▶ **Stated task**:
Pick every line with "diametrical" from the material below.
— BEGIN —
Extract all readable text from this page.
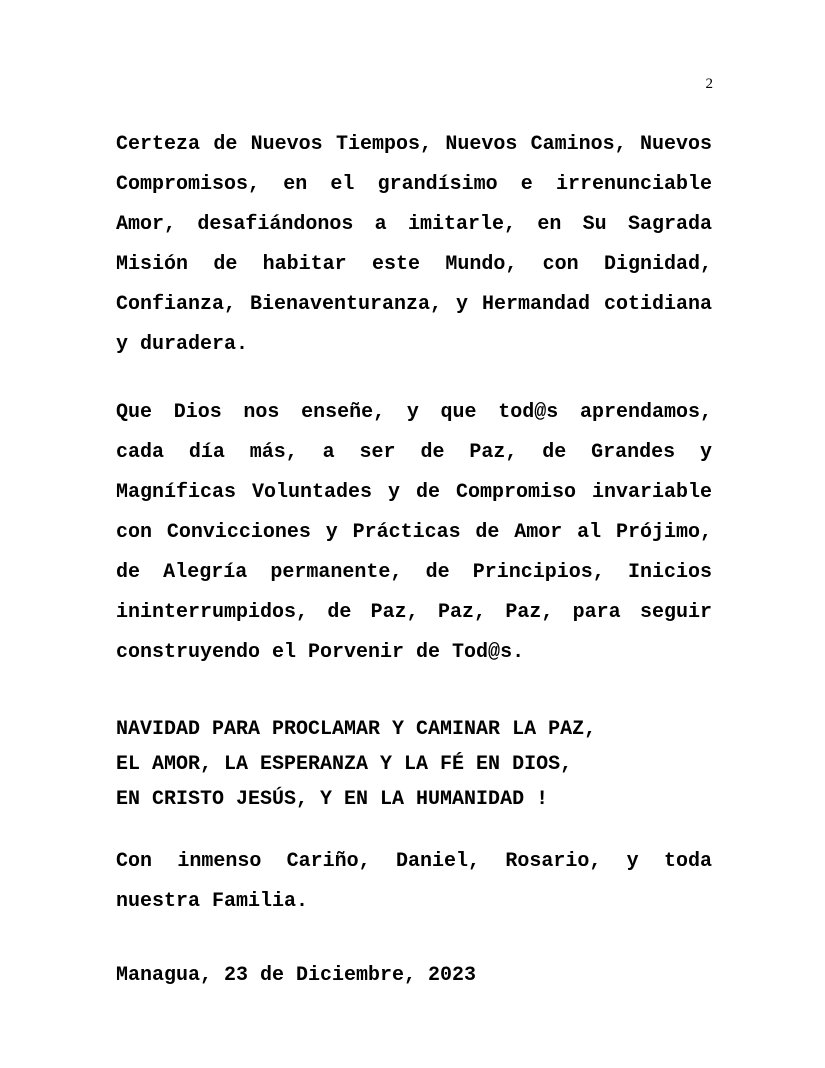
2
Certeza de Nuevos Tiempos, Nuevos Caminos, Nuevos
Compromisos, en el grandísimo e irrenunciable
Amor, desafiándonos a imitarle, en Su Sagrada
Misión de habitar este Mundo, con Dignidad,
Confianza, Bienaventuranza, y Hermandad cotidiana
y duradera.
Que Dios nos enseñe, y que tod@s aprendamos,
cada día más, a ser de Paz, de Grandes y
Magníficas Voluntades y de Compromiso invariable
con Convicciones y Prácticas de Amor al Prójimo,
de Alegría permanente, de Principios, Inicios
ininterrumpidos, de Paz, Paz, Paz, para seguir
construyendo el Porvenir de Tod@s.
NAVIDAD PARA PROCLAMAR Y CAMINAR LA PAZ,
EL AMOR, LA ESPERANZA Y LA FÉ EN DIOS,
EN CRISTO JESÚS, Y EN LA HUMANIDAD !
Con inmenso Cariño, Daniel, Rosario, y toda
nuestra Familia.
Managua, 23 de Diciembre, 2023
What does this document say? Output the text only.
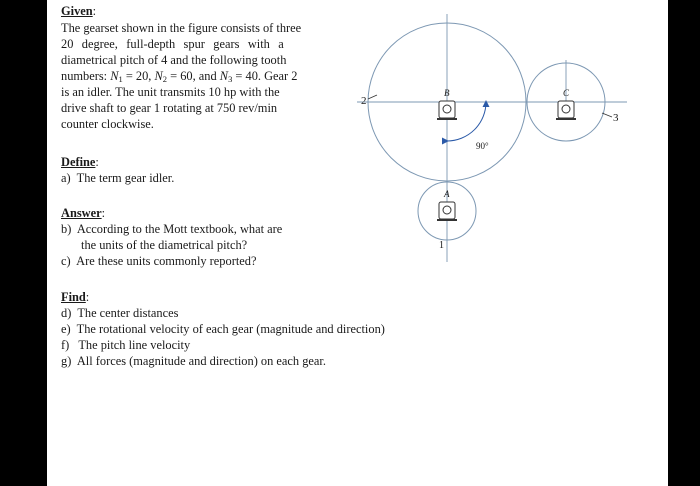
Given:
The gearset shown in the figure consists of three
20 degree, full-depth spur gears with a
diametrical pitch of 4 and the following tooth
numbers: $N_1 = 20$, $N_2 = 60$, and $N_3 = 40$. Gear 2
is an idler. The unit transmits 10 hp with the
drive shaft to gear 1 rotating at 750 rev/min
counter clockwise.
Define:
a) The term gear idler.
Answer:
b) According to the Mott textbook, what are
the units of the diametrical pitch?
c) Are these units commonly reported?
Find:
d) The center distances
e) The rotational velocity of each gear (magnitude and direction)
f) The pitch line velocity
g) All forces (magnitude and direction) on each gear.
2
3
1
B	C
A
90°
— END —
▶ **Reply**:
diametrical pitch of 4 and the following tooth
the units of the diametrical pitch?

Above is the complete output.